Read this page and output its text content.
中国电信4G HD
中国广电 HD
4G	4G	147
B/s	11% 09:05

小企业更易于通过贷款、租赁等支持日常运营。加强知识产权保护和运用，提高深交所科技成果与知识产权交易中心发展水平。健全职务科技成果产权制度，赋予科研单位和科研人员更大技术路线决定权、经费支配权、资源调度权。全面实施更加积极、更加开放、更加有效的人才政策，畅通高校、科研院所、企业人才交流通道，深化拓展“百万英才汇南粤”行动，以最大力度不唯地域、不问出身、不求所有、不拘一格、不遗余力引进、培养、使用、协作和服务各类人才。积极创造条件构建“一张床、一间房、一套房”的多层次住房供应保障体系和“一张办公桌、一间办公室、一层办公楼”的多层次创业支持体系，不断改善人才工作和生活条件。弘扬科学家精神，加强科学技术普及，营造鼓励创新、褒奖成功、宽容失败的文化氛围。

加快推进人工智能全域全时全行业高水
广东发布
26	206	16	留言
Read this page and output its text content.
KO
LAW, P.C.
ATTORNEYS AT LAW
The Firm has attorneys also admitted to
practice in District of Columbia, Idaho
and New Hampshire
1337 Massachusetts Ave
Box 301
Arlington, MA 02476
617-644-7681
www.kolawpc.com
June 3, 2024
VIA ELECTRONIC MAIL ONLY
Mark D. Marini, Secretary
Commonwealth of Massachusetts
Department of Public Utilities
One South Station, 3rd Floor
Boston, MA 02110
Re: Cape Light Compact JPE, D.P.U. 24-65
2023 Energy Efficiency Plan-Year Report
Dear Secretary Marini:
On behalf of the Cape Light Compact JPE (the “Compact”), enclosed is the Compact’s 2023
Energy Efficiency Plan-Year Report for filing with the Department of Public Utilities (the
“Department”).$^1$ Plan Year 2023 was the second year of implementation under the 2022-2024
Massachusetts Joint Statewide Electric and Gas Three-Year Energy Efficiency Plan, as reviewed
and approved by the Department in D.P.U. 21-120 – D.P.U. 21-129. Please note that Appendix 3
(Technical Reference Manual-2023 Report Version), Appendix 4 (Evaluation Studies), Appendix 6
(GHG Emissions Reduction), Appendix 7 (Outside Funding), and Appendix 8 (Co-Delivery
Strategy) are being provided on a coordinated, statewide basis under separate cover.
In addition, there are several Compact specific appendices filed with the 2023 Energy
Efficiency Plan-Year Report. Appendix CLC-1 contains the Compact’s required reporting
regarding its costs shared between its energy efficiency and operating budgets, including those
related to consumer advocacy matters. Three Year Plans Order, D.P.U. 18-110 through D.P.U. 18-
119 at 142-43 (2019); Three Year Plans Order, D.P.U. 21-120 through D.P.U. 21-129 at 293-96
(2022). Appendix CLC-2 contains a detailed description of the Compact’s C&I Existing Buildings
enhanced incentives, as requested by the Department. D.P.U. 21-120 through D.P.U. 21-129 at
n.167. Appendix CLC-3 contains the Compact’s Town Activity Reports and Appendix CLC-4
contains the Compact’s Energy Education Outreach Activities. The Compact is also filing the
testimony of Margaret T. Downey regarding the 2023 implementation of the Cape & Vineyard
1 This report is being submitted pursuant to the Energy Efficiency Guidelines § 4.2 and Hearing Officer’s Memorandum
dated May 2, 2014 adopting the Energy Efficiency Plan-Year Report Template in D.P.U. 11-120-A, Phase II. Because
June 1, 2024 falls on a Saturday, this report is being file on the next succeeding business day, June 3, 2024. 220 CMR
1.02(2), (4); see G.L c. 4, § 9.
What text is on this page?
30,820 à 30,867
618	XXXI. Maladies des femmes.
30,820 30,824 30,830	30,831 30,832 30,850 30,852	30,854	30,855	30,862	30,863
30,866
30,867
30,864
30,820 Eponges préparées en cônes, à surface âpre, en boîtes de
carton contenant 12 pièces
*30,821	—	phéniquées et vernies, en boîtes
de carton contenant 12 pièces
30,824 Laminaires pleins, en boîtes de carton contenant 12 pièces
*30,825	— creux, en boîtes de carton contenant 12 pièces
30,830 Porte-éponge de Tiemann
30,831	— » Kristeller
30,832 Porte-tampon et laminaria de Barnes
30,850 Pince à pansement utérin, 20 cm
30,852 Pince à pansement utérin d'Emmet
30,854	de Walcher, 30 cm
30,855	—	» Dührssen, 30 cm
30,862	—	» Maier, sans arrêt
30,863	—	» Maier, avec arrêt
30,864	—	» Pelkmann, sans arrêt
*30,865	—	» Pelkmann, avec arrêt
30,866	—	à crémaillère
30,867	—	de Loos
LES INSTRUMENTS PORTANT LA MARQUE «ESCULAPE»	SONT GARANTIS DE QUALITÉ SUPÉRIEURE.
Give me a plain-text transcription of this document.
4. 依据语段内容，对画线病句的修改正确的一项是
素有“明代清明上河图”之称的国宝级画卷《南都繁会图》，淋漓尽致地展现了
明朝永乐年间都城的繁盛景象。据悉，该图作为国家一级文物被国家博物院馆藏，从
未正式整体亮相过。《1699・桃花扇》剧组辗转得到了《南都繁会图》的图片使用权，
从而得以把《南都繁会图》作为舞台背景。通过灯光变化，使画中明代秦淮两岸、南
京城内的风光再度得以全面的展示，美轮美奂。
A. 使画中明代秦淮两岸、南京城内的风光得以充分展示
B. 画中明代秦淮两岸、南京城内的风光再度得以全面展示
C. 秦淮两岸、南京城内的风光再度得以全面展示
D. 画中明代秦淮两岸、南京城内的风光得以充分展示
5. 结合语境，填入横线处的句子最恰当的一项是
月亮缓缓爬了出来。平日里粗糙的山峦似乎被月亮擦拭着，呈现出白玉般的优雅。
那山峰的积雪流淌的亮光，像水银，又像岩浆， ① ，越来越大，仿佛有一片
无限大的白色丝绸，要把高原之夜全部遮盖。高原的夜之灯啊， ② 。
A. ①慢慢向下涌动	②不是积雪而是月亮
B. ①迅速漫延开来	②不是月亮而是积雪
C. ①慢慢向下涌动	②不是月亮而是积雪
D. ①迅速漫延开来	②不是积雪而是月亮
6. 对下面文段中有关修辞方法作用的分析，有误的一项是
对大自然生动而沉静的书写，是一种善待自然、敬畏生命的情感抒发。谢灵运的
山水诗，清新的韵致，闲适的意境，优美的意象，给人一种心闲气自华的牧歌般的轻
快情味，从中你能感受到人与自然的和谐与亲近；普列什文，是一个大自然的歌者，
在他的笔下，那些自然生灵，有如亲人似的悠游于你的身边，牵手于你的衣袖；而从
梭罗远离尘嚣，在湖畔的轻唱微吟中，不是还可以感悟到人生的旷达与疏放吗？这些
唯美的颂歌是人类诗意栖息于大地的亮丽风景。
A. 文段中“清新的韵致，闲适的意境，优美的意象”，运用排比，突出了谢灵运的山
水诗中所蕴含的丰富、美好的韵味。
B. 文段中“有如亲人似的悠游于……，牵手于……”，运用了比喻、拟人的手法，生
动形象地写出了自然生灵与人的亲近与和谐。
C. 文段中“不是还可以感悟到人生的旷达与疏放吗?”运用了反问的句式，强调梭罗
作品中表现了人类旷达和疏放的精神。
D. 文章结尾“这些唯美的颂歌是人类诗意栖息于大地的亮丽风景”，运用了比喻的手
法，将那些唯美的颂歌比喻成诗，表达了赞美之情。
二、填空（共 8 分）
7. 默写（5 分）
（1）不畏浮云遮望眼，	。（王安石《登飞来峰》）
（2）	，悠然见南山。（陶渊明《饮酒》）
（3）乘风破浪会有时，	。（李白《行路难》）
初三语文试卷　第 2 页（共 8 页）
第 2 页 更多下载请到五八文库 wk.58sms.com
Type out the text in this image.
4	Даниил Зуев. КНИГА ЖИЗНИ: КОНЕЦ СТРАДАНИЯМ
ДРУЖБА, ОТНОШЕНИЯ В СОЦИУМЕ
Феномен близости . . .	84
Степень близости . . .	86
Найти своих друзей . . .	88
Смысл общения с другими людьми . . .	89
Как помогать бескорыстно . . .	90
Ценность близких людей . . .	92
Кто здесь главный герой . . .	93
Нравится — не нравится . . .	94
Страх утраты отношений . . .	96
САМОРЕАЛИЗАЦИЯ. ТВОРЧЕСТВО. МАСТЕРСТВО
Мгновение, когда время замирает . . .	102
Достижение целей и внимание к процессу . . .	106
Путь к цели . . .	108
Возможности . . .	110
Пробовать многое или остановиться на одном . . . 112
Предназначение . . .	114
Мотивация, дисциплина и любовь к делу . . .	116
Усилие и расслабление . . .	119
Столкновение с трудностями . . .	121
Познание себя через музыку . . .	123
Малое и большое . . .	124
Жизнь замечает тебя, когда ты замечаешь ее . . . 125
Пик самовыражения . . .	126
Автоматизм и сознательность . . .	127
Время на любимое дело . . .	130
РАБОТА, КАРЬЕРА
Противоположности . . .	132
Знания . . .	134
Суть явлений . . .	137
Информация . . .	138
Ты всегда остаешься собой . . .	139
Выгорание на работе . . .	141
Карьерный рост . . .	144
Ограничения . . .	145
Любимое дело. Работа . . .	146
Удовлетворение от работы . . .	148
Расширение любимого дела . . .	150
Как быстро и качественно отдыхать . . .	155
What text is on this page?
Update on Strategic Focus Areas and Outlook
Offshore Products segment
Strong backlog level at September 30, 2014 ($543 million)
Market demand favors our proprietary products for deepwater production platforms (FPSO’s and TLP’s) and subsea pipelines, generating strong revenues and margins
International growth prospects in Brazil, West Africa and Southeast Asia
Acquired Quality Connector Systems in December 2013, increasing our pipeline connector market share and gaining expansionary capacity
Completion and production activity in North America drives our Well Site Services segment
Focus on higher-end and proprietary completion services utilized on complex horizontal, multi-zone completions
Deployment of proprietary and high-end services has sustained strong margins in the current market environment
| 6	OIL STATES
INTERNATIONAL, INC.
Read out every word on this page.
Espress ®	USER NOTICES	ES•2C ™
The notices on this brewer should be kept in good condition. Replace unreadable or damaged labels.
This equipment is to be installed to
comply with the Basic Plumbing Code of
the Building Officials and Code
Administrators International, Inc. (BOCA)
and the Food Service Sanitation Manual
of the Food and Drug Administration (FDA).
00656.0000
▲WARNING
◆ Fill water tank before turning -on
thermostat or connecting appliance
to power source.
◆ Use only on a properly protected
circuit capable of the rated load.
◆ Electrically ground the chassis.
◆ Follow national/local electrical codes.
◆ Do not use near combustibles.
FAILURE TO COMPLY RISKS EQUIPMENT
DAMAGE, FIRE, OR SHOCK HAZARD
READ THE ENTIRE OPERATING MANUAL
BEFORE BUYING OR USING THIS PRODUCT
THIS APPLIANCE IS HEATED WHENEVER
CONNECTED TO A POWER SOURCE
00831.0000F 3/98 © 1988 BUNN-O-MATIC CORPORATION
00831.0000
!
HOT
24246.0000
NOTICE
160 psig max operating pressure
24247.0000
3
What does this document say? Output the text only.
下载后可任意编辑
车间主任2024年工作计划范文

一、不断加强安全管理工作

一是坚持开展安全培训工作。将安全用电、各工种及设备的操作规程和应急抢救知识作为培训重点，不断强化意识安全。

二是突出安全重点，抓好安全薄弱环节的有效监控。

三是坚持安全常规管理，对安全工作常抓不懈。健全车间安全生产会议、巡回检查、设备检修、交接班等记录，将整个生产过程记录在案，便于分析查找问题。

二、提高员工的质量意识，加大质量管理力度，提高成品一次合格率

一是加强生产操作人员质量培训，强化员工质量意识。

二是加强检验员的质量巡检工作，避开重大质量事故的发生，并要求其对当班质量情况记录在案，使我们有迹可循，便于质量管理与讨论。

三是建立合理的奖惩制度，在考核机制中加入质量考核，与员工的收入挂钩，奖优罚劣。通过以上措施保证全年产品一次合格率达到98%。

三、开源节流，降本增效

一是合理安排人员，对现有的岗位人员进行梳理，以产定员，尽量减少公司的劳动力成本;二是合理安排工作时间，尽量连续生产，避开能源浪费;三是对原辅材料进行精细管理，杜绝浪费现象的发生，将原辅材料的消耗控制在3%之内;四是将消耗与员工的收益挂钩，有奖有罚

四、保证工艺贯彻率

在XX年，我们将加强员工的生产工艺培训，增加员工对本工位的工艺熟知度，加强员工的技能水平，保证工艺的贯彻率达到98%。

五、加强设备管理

⁂

Stated problem. Where a line in the entries holds the word "优美的意象", copy that line.

Full output.
山水诗，清新的韵致，闲适的意境，优美的意象，给人一种心闲气自华的牧歌般的轻
A. 文段中“清新的韵致，闲适的意境，优美的意象”，运用排比，突出了谢灵运的山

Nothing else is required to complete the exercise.